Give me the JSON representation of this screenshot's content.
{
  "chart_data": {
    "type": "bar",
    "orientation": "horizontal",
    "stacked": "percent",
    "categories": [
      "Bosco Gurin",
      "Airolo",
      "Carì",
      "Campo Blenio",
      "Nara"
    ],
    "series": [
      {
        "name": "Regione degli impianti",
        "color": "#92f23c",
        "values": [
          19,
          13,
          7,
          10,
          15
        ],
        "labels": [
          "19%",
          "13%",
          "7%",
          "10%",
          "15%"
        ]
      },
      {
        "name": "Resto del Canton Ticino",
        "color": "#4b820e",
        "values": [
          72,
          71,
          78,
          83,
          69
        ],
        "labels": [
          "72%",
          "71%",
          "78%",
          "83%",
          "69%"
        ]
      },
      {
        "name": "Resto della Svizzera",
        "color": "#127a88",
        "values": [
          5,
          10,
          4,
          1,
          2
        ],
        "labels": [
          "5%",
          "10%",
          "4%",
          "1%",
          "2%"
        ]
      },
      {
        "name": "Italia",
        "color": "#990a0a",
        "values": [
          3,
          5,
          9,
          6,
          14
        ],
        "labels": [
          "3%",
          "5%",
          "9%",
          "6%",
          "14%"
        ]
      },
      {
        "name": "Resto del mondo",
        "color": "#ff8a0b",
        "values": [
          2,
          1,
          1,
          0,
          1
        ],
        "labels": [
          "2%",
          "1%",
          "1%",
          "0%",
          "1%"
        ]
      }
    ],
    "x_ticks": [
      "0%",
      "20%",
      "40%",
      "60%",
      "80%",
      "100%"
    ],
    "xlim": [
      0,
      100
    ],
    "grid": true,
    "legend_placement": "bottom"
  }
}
+ + + + +
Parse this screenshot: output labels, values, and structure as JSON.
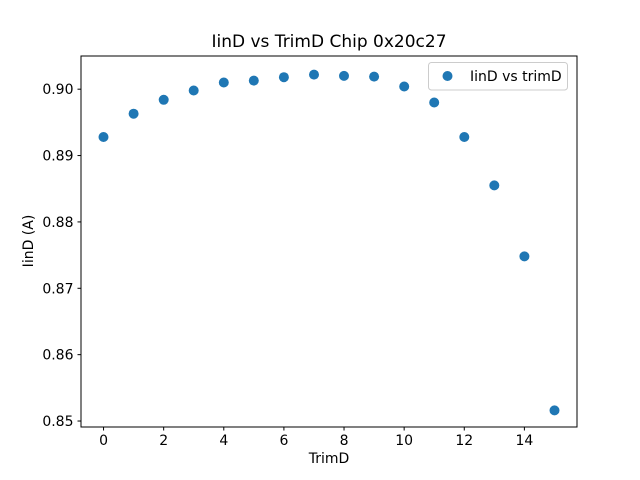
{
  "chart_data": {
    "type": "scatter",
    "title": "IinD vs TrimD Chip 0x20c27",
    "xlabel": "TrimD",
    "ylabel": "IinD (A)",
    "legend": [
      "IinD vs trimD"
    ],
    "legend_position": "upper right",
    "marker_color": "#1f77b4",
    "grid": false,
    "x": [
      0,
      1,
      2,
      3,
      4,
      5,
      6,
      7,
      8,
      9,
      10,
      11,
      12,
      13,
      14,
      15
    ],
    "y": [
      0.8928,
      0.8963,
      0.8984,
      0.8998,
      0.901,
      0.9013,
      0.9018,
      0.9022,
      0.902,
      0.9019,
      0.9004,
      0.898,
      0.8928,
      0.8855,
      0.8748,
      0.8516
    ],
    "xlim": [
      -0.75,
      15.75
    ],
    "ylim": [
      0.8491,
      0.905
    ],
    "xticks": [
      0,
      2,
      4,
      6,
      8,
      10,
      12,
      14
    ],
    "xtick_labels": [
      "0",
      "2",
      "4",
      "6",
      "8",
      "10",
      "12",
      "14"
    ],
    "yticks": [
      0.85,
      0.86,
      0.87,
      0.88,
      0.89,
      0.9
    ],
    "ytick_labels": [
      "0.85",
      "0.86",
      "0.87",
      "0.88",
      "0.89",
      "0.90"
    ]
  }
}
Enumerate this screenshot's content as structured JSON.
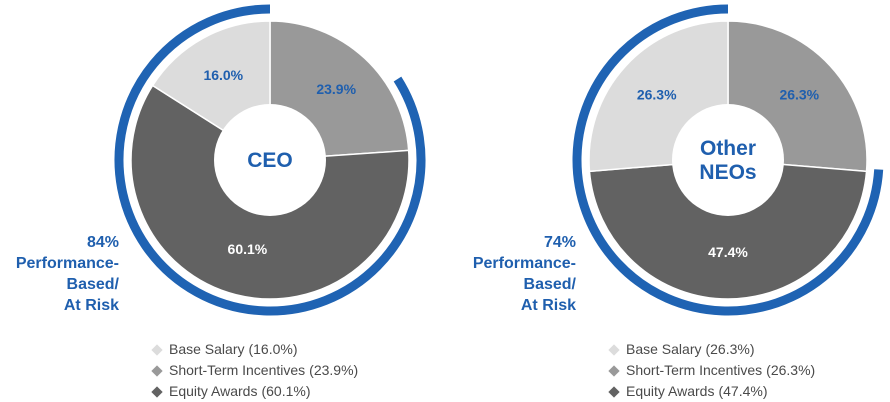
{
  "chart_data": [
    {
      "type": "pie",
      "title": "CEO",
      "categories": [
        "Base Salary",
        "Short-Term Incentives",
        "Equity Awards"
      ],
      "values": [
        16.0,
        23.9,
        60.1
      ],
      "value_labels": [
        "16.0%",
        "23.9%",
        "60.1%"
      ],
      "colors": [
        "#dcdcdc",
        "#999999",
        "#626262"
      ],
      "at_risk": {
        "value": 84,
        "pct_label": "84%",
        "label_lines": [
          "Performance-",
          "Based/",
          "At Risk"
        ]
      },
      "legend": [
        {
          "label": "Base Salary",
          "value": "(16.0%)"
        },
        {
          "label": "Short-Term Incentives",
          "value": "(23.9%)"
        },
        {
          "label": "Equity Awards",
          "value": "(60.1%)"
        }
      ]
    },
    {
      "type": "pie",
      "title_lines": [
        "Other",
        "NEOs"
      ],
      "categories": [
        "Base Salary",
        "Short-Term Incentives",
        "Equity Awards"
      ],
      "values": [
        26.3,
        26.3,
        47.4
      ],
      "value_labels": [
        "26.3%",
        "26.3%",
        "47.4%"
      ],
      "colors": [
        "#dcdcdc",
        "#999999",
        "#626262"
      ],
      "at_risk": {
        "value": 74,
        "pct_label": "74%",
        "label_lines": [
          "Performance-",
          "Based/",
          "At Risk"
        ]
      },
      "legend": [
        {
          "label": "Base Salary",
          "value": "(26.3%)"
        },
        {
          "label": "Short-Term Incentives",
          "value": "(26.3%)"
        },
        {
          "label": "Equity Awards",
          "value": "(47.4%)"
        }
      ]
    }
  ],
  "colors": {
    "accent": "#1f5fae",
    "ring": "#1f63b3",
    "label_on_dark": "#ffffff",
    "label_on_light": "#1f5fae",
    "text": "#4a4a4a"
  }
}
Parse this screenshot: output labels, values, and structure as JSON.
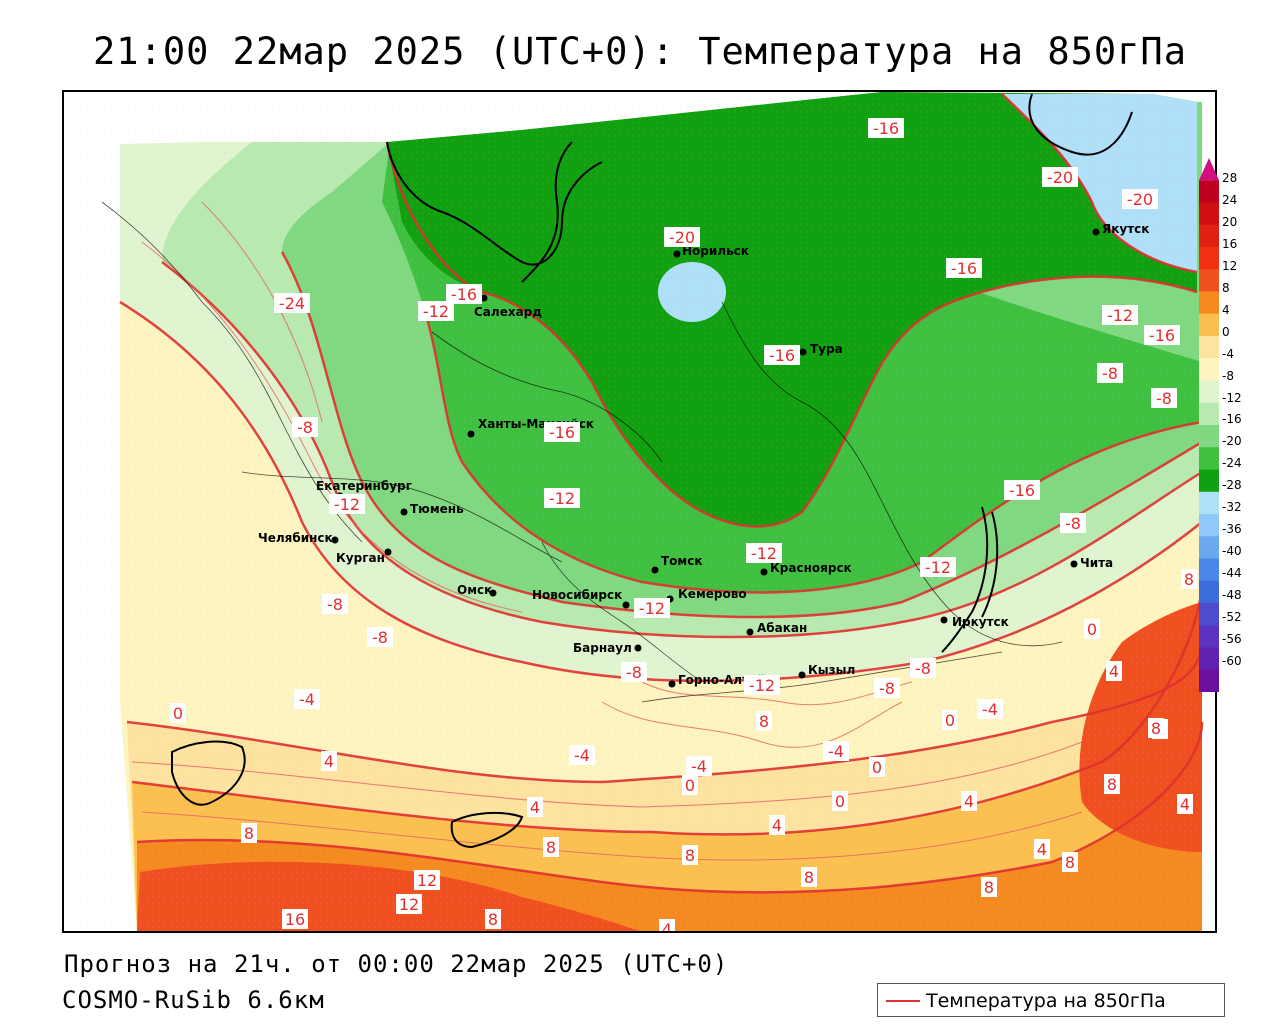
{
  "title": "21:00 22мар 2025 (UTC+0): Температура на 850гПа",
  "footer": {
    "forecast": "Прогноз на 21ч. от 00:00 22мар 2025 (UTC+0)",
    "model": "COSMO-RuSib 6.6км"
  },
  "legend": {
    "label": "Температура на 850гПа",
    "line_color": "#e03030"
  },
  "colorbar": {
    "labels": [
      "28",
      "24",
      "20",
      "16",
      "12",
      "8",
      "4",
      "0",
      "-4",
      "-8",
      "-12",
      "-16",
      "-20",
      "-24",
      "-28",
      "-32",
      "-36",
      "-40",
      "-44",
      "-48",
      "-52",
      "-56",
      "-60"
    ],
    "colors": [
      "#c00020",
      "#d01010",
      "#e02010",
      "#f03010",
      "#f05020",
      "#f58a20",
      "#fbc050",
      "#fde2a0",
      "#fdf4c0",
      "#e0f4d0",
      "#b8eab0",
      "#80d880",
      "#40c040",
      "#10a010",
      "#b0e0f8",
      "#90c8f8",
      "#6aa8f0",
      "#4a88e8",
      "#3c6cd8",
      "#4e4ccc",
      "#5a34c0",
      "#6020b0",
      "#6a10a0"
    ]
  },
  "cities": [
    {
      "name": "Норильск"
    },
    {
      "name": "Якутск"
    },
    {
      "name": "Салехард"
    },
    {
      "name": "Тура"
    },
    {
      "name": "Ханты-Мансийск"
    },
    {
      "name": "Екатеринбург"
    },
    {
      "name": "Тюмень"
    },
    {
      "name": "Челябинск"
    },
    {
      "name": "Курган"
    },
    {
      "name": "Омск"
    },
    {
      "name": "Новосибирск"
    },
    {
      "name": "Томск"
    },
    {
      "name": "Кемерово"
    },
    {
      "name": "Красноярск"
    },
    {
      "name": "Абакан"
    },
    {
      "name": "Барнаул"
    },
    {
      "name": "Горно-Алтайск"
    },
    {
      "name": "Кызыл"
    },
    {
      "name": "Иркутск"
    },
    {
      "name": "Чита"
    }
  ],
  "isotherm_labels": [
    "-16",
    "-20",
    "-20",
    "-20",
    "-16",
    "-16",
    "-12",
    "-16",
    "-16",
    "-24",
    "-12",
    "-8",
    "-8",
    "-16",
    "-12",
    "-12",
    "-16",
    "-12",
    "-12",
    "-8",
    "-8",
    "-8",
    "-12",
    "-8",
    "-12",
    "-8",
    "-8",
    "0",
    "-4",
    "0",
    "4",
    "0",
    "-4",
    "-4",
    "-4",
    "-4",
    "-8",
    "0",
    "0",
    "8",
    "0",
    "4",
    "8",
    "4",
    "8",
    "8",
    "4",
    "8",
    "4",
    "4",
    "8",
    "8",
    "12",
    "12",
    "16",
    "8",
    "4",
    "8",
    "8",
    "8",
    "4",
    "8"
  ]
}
+ + + + +
Check each line above for the word "JSON" and copy the ones that have it.

Give me the JSON representation of this screenshot's content.
Parse this screenshot: output labels, values, and structure as JSON.
Enumerate this screenshot's content as structured JSON.
Parse this screenshot: output labels, values, and structure as JSON.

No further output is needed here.